* **Brief**: Using the listing below, retype only the lines from the line with "What does this" through the end, both ends included, and exclude the pictures.

* **Dataset excerpts**:
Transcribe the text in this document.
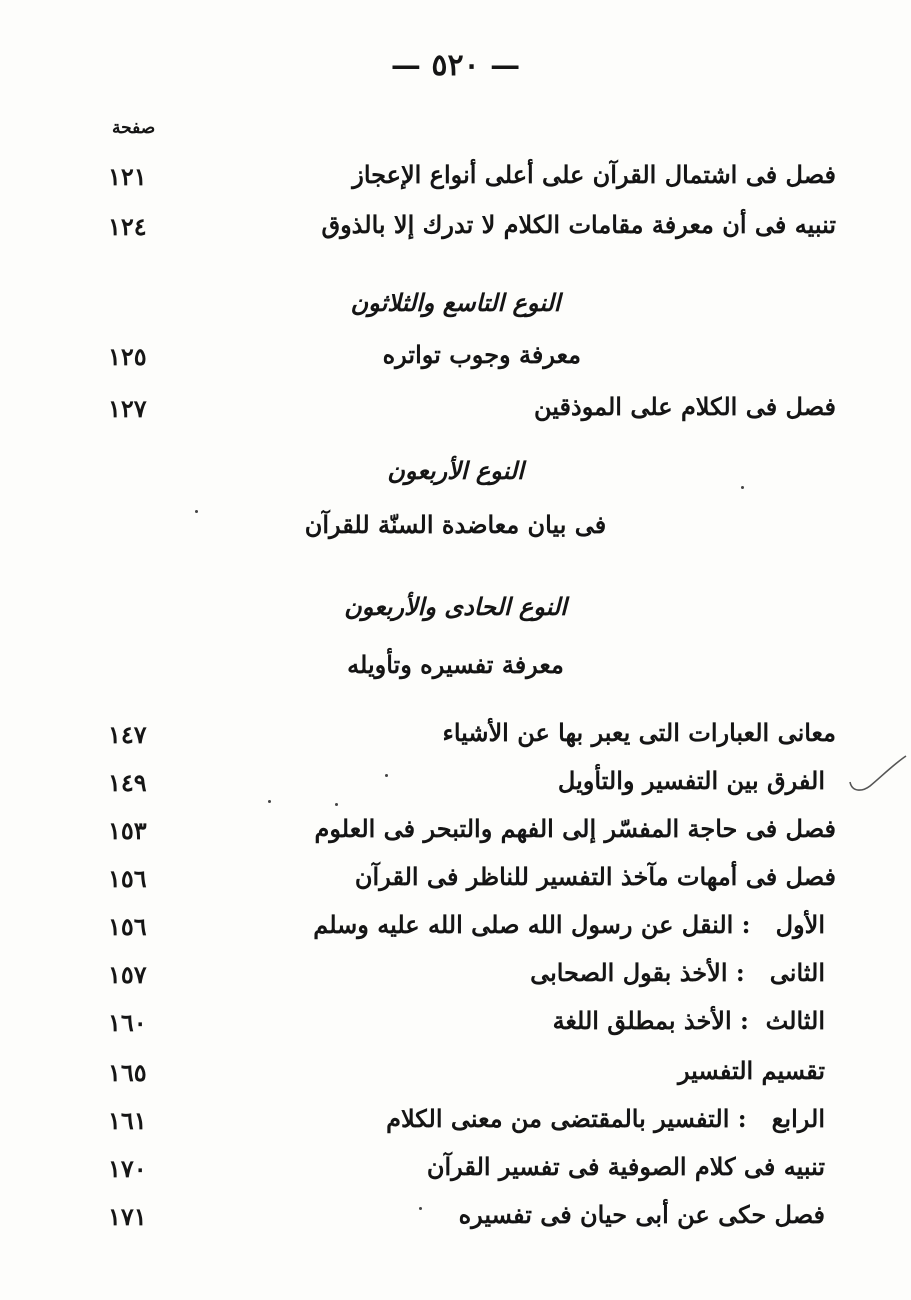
— ٥٢٠ —
صفحة
فصل فى اشتمال القرآن على أعلى أنواع الإعجاز
١٢١
تنبيه فى أن معرفة مقامات الكلام لا تدرك إلا بالذوق
١٢٤
النوع التاسع والثلاثون
معرفة وجوب تواتره
١٢٥
فصل فى الكلام على الموذقين
١٢٧
النوع الأربعون
فى بيان معاضدة السنّة للقرآن
النوع الحادى والأربعون
معرفة تفسيره وتأويله
معانى العبارات التى يعبر بها عن الأشياء
١٤٧
الفرق بين التفسير والتأويل
١٤٩
فصل فى حاجة المفسّر إلى الفهم والتبحر فى العلوم
١٥٣
فصل فى أمهات مآخذ التفسير للناظر فى القرآن
١٥٦
الأول   : النقل عن رسول الله صلى الله عليه وسلم
١٥٦
الثانى   : الأخذ بقول الصحابى
١٥٧
الثالث  : الأخذ بمطلق اللغة
١٦٠
تقسيم التفسير
١٦٥
الرابع   : التفسير بالمقتضى من معنى الكلام
١٦١
تنبيه فى كلام الصوفية فى تفسير القرآن
١٧٠
فصل حكى عن أبى حيان فى تفسيره
١٧١
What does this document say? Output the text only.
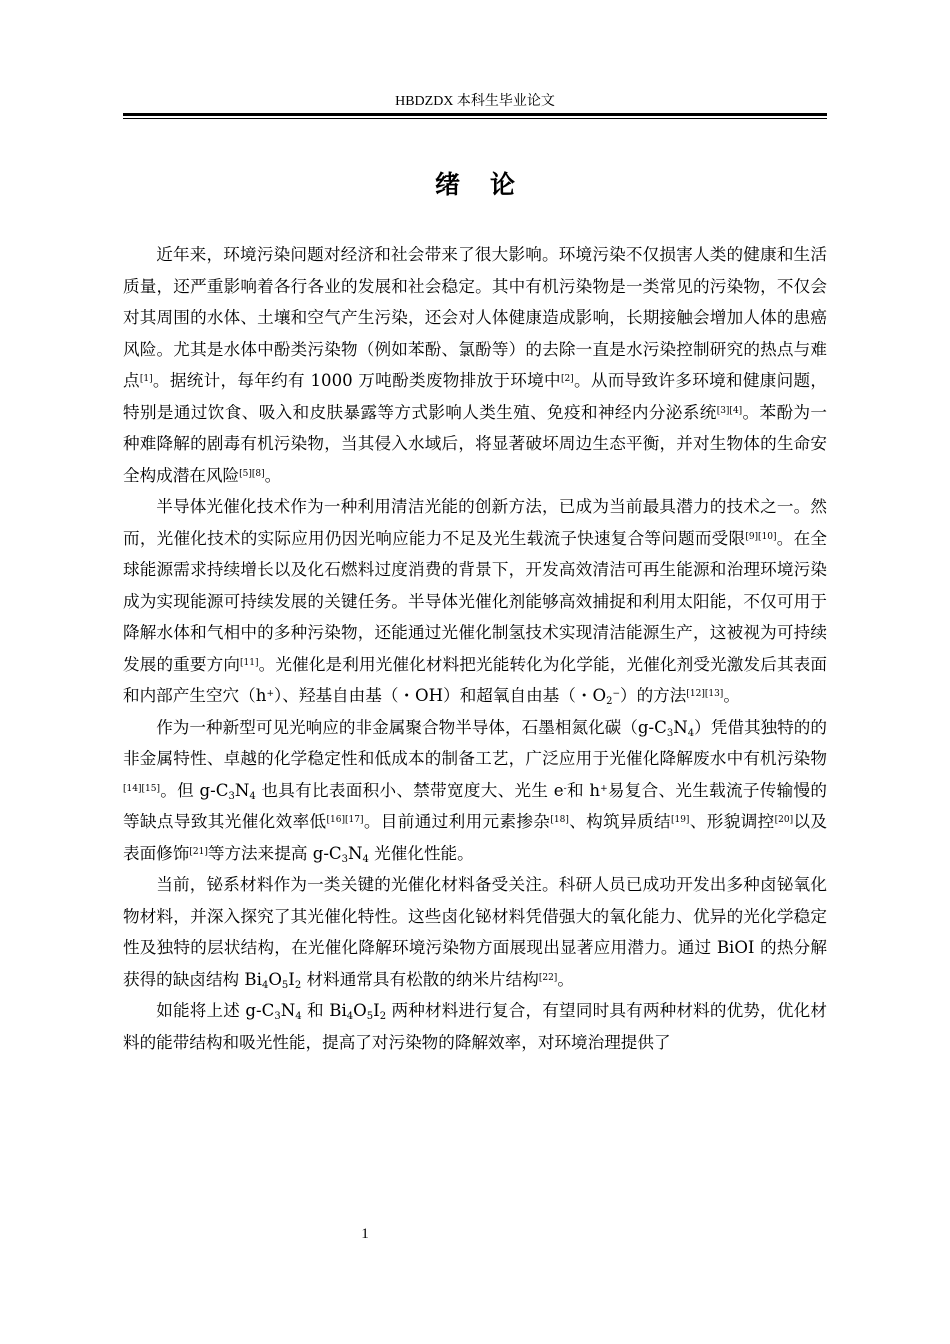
HBDZDX 本科生毕业论文
绪论

近年来，环境污染问题对经济和社会带来了很大影响。环境污染不仅损害人类的健康和生活质量，还严重影响着各行各业的发展和社会稳定。其中有机污染物是一类常见的污染物，不仅会对其周围的水体、土壤和空气产生污染，还会对人体健康造成影响，长期接触会增加人体的患癌风险。尤其是水体中酚类污染物（例如苯酚、氯酚等）的去除一直是水污染控制研究的热点与难点[1]。据统计，每年约有 1000 万吨酚类废物排放于环境中[2]。从而导致许多环境和健康问题，特别是通过饮食、吸入和皮肤暴露等方式影响人类生殖、免疫和神经内分泌系统[3][4]。苯酚为一种难降解的剧毒有机污染物，当其侵入水域后，将显著破坏周边生态平衡，并对生物体的生命安全构成潜在风险[5][8]。

半导体光催化技术作为一种利用清洁光能的创新方法，已成为当前最具潜力的技术之一。然而，光催化技术的实际应用仍因光响应能力不足及光生载流子快速复合等问题而受限[9][10]。在全球能源需求持续增长以及化石燃料过度消费的背景下，开发高效清洁可再生能源和治理环境污染成为实现能源可持续发展的关键任务。半导体光催化剂能够高效捕捉和利用太阳能，不仅可用于降解水体和气相中的多种污染物，还能通过光催化制氢技术实现清洁能源生产，这被视为可持续发展的重要方向[11]。光催化是利用光催化材料把光能转化为化学能，光催化剂受光激发后其表面和内部产生空穴（h+）、羟基自由基（・OH）和超氧自由基（・$O_2^-$）的方法[12][13]。

作为一种新型可见光响应的非金属聚合物半导体，石墨相氮化碳$(g-C_3N_4)$凭借其独特的的非金属特性、卓越的化学稳定性和低成本的制备工艺，广泛应用于光催化降解废水中有机污染物[14][15]。但 $g-C_3N_4$ 也具有比表面积小、禁带宽度大、光生 e-和 h+易复合、光生载流子传输慢的等缺点导致其光催化效率低[16][17]。目前通过利用元素掺杂[18]、构筑异质结[19]、形貌调控[20]以及表面修饰[21]等方法来提高 $g-C_3N_4$ 光催化性能。

当前，铋系材料作为一类关键的光催化材料备受关注。科研人员已成功开发出多种卤铋氧化物材料，并深入探究了其光催化特性。这些卤化铋材料凭借强大的氧化能力、优异的光化学稳定性及独特的层状结构，在光催化降解环境污染物方面展现出显著应用潜力。通过 BiOI 的热分解获得的缺卤结构 $Bi_4O_5I_2$ 材料通常具有松散的纳米片结构[22]。

如能将上述 $g-C_3N_4$ 和 $Bi_4O_5I_2$ 两种材料进行复合，有望同时具有两种材料的优势，优化材料的能带结构和吸光性能，提高了对污染物的降解效率，对环境治理提供了

1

* **Full output**:
What does this document say? Output the text only.
HBDZDX 本科生毕业论文
绪论

近年来，环境污染问题对经济和社会带来了很大影响。环境污染不仅损害人类的健康和生活质量，还严重影响着各行各业的发展和社会稳定。其中有机污染物是一类常见的污染物，不仅会对其周围的水体、土壤和空气产生污染，还会对人体健康造成影响，长期接触会增加人体的患癌风险。尤其是水体中酚类污染物（例如苯酚、氯酚等）的去除一直是水污染控制研究的热点与难点[1]。据统计，每年约有 1000 万吨酚类废物排放于环境中[2]。从而导致许多环境和健康问题，特别是通过饮食、吸入和皮肤暴露等方式影响人类生殖、免疫和神经内分泌系统[3][4]。苯酚为一种难降解的剧毒有机污染物，当其侵入水域后，将显著破坏周边生态平衡，并对生物体的生命安全构成潜在风险[5][8]。

半导体光催化技术作为一种利用清洁光能的创新方法，已成为当前最具潜力的技术之一。然而，光催化技术的实际应用仍因光响应能力不足及光生载流子快速复合等问题而受限[9][10]。在全球能源需求持续增长以及化石燃料过度消费的背景下，开发高效清洁可再生能源和治理环境污染成为实现能源可持续发展的关键任务。半导体光催化剂能够高效捕捉和利用太阳能，不仅可用于降解水体和气相中的多种污染物，还能通过光催化制氢技术实现清洁能源生产，这被视为可持续发展的重要方向[11]。光催化是利用光催化材料把光能转化为化学能，光催化剂受光激发后其表面和内部产生空穴（h+）、羟基自由基（・OH）和超氧自由基（・$O_2^-$）的方法[12][13]。

作为一种新型可见光响应的非金属聚合物半导体，石墨相氮化碳$(g-C_3N_4)$凭借其独特的的非金属特性、卓越的化学稳定性和低成本的制备工艺，广泛应用于光催化降解废水中有机污染物[14][15]。但 $g-C_3N_4$ 也具有比表面积小、禁带宽度大、光生 e-和 h+易复合、光生载流子传输慢的等缺点导致其光催化效率低[16][17]。目前通过利用元素掺杂[18]、构筑异质结[19]、形貌调控[20]以及表面修饰[21]等方法来提高 $g-C_3N_4$ 光催化性能。

当前，铋系材料作为一类关键的光催化材料备受关注。科研人员已成功开发出多种卤铋氧化物材料，并深入探究了其光催化特性。这些卤化铋材料凭借强大的氧化能力、优异的光化学稳定性及独特的层状结构，在光催化降解环境污染物方面展现出显著应用潜力。通过 BiOI 的热分解获得的缺卤结构 $Bi_4O_5I_2$ 材料通常具有松散的纳米片结构[22]。

如能将上述 $g-C_3N_4$ 和 $Bi_4O_5I_2$ 两种材料进行复合，有望同时具有两种材料的优势，优化材料的能带结构和吸光性能，提高了对污染物的降解效率，对环境治理提供了

1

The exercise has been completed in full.